[Rows from a dataset]
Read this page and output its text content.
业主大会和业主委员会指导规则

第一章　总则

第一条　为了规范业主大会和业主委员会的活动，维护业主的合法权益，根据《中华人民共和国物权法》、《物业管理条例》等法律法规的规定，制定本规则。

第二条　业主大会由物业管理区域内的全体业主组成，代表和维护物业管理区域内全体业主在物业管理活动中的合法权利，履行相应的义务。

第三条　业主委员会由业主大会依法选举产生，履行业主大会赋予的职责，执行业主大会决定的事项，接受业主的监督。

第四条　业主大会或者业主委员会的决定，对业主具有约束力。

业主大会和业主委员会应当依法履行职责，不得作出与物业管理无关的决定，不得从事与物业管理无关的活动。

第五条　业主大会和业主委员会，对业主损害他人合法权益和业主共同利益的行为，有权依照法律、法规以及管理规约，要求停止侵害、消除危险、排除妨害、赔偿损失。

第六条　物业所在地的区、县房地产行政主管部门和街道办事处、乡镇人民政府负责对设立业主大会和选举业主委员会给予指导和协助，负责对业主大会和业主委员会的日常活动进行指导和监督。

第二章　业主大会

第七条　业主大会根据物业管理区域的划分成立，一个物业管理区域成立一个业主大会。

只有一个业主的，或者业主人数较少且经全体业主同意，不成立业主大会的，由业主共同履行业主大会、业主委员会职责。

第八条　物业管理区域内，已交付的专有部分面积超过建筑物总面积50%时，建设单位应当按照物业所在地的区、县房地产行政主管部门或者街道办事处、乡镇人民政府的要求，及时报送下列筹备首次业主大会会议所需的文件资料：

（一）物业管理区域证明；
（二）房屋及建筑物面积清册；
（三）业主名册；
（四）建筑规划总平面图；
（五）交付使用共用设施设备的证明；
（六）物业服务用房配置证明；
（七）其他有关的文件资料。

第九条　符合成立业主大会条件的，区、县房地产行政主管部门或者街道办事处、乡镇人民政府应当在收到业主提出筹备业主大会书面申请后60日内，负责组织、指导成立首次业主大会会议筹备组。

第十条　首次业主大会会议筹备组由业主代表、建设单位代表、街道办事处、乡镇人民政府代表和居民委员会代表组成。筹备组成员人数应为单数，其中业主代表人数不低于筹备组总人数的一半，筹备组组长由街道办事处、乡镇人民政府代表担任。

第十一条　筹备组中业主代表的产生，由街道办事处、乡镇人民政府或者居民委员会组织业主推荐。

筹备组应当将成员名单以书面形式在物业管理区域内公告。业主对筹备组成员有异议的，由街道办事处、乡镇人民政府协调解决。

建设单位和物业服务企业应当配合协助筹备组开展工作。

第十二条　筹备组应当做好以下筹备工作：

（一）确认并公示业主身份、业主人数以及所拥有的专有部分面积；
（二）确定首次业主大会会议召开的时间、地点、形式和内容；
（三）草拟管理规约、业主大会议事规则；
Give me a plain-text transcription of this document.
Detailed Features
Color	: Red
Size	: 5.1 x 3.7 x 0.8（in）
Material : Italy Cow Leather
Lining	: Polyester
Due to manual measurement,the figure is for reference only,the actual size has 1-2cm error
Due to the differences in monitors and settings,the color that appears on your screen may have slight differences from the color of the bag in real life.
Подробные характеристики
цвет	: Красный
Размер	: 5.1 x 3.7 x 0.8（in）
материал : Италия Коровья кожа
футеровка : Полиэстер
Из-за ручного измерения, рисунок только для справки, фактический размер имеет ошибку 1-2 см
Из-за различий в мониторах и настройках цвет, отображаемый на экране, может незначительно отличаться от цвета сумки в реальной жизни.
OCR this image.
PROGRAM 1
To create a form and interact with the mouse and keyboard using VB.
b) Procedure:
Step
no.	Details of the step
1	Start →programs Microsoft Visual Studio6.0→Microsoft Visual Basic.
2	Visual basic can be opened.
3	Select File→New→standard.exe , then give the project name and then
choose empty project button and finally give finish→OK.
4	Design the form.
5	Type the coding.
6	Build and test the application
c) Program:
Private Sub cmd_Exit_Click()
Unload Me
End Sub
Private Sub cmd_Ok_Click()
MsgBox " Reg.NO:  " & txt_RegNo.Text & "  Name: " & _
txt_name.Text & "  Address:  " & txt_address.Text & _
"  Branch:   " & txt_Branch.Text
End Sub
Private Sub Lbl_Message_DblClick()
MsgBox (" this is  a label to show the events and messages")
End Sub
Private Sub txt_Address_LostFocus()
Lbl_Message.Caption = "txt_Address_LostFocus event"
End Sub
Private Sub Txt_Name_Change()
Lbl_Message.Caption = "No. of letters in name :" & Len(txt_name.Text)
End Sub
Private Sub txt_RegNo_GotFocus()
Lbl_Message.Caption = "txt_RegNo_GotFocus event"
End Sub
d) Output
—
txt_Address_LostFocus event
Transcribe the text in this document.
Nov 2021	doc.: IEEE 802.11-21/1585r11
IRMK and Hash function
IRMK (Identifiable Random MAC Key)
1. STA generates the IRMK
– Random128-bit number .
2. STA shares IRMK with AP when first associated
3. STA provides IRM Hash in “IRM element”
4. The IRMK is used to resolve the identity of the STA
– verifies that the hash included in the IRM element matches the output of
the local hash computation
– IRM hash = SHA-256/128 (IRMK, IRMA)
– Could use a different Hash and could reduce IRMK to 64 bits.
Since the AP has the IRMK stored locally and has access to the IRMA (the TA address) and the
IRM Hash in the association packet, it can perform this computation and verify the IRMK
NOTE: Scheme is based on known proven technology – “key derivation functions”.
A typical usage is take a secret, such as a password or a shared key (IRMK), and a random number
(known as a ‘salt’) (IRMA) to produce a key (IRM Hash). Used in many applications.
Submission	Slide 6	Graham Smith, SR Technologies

AIM: Copy out the whole listing exactly; please set it all down.

IN RESPONSE:
Read this page and output its text content.
业主大会和业主委员会指导规则

第一章　总则

第一条　为了规范业主大会和业主委员会的活动，维护业主的合法权益，根据《中华人民共和国物权法》、《物业管理条例》等法律法规的规定，制定本规则。

第二条　业主大会由物业管理区域内的全体业主组成，代表和维护物业管理区域内全体业主在物业管理活动中的合法权利，履行相应的义务。

第三条　业主委员会由业主大会依法选举产生，履行业主大会赋予的职责，执行业主大会决定的事项，接受业主的监督。

第四条　业主大会或者业主委员会的决定，对业主具有约束力。

业主大会和业主委员会应当依法履行职责，不得作出与物业管理无关的决定，不得从事与物业管理无关的活动。

第五条　业主大会和业主委员会，对业主损害他人合法权益和业主共同利益的行为，有权依照法律、法规以及管理规约，要求停止侵害、消除危险、排除妨害、赔偿损失。

第六条　物业所在地的区、县房地产行政主管部门和街道办事处、乡镇人民政府负责对设立业主大会和选举业主委员会给予指导和协助，负责对业主大会和业主委员会的日常活动进行指导和监督。

第二章　业主大会

第七条　业主大会根据物业管理区域的划分成立，一个物业管理区域成立一个业主大会。

只有一个业主的，或者业主人数较少且经全体业主同意，不成立业主大会的，由业主共同履行业主大会、业主委员会职责。

第八条　物业管理区域内，已交付的专有部分面积超过建筑物总面积50%时，建设单位应当按照物业所在地的区、县房地产行政主管部门或者街道办事处、乡镇人民政府的要求，及时报送下列筹备首次业主大会会议所需的文件资料：

（一）物业管理区域证明；
（二）房屋及建筑物面积清册；
（三）业主名册；
（四）建筑规划总平面图；
（五）交付使用共用设施设备的证明；
（六）物业服务用房配置证明；
（七）其他有关的文件资料。

第九条　符合成立业主大会条件的，区、县房地产行政主管部门或者街道办事处、乡镇人民政府应当在收到业主提出筹备业主大会书面申请后60日内，负责组织、指导成立首次业主大会会议筹备组。

第十条　首次业主大会会议筹备组由业主代表、建设单位代表、街道办事处、乡镇人民政府代表和居民委员会代表组成。筹备组成员人数应为单数，其中业主代表人数不低于筹备组总人数的一半，筹备组组长由街道办事处、乡镇人民政府代表担任。

第十一条　筹备组中业主代表的产生，由街道办事处、乡镇人民政府或者居民委员会组织业主推荐。

筹备组应当将成员名单以书面形式在物业管理区域内公告。业主对筹备组成员有异议的，由街道办事处、乡镇人民政府协调解决。

建设单位和物业服务企业应当配合协助筹备组开展工作。

第十二条　筹备组应当做好以下筹备工作：

（一）确认并公示业主身份、业主人数以及所拥有的专有部分面积；
（二）确定首次业主大会会议召开的时间、地点、形式和内容；
（三）草拟管理规约、业主大会议事规则；
Give me a plain-text transcription of this document.
Detailed Features
Color	: Red
Size	: 5.1 x 3.7 x 0.8（in）
Material : Italy Cow Leather
Lining	: Polyester
Due to manual measurement,the figure is for reference only,the actual size has 1-2cm error
Due to the differences in monitors and settings,the color that appears on your screen may have slight differences from the color of the bag in real life.
Подробные характеристики
цвет	: Красный
Размер	: 5.1 x 3.7 x 0.8（in）
материал : Италия Коровья кожа
футеровка : Полиэстер
Из-за ручного измерения, рисунок только для справки, фактический размер имеет ошибку 1-2 см
Из-за различий в мониторах и настройках цвет, отображаемый на экране, может незначительно отличаться от цвета сумки в реальной жизни.
OCR this image.
PROGRAM 1
To create a form and interact with the mouse and keyboard using VB.
b) Procedure:
Step
no.	Details of the step
1	Start →programs Microsoft Visual Studio6.0→Microsoft Visual Basic.
2	Visual basic can be opened.
3	Select File→New→standard.exe , then give the project name and then
choose empty project button and finally give finish→OK.
4	Design the form.
5	Type the coding.
6	Build and test the application
c) Program:
Private Sub cmd_Exit_Click()
Unload Me
End Sub
Private Sub cmd_Ok_Click()
MsgBox " Reg.NO:  " & txt_RegNo.Text & "  Name: " & _
txt_name.Text & "  Address:  " & txt_address.Text & _
"  Branch:   " & txt_Branch.Text
End Sub
Private Sub Lbl_Message_DblClick()
MsgBox (" this is  a label to show the events and messages")
End Sub
Private Sub txt_Address_LostFocus()
Lbl_Message.Caption = "txt_Address_LostFocus event"
End Sub
Private Sub Txt_Name_Change()
Lbl_Message.Caption = "No. of letters in name :" & Len(txt_name.Text)
End Sub
Private Sub txt_RegNo_GotFocus()
Lbl_Message.Caption = "txt_RegNo_GotFocus event"
End Sub
d) Output
—
txt_Address_LostFocus event
Transcribe the text in this document.
Nov 2021	doc.: IEEE 802.11-21/1585r11
IRMK and Hash function
IRMK (Identifiable Random MAC Key)
1. STA generates the IRMK
– Random128-bit number .
2. STA shares IRMK with AP when first associated
3. STA provides IRM Hash in “IRM element”
4. The IRMK is used to resolve the identity of the STA
– verifies that the hash included in the IRM element matches the output of
the local hash computation
– IRM hash = SHA-256/128 (IRMK, IRMA)
– Could use a different Hash and could reduce IRMK to 64 bits.
Since the AP has the IRMK stored locally and has access to the IRMA (the TA address) and the
IRM Hash in the association packet, it can perform this computation and verify the IRMK
NOTE: Scheme is based on known proven technology – “key derivation functions”.
A typical usage is take a secret, such as a password or a shared key (IRMK), and a random number
(known as a ‘salt’) (IRMA) to produce a key (IRM Hash). Used in many applications.
Submission	Slide 6	Graham Smith, SR Technologies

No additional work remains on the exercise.